● **AIM**
Pictures stay out of your copy, but everything else in the records below must be repeated exactly.

● **ROWS**
+-------+
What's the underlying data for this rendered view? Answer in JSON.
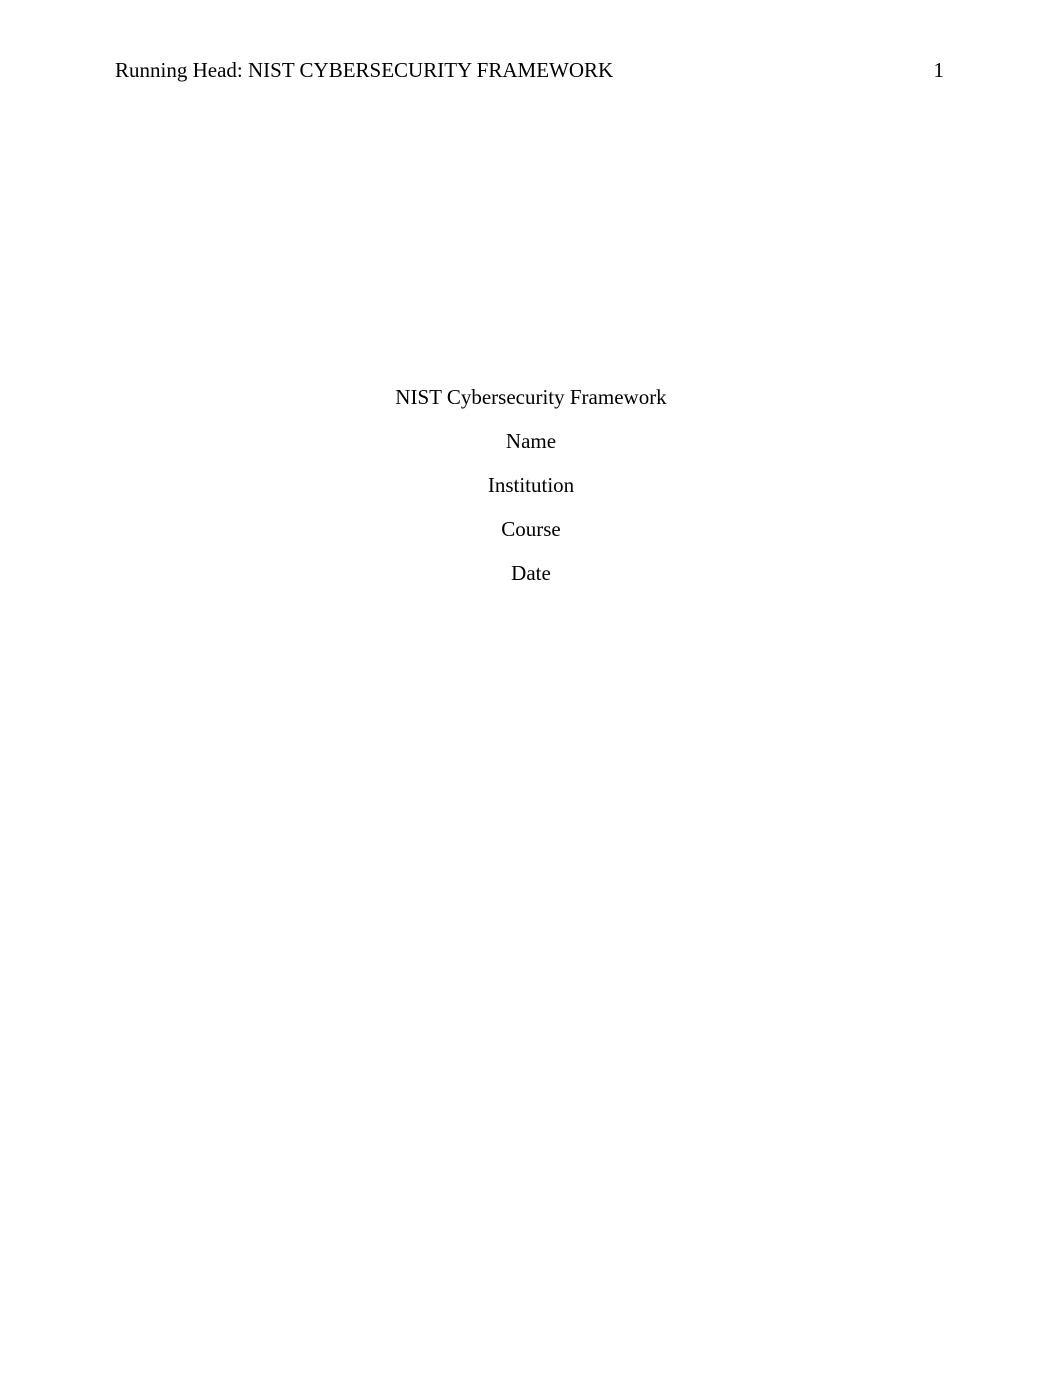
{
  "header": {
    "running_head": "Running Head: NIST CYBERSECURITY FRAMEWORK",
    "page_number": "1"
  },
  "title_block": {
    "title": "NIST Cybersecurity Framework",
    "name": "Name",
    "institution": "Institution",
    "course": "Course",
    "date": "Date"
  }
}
+-------+
● **TASK RESULT**
What's the underlying data for this rendered view? Answer in JSON.
{
  "header": {
    "running_head": "Running Head: NIST CYBERSECURITY FRAMEWORK",
    "page_number": "1"
  },
  "title_block": {
    "title": "NIST Cybersecurity Framework",
    "name": "Name",
    "institution": "Institution",
    "course": "Course",
    "date": "Date"
  }
}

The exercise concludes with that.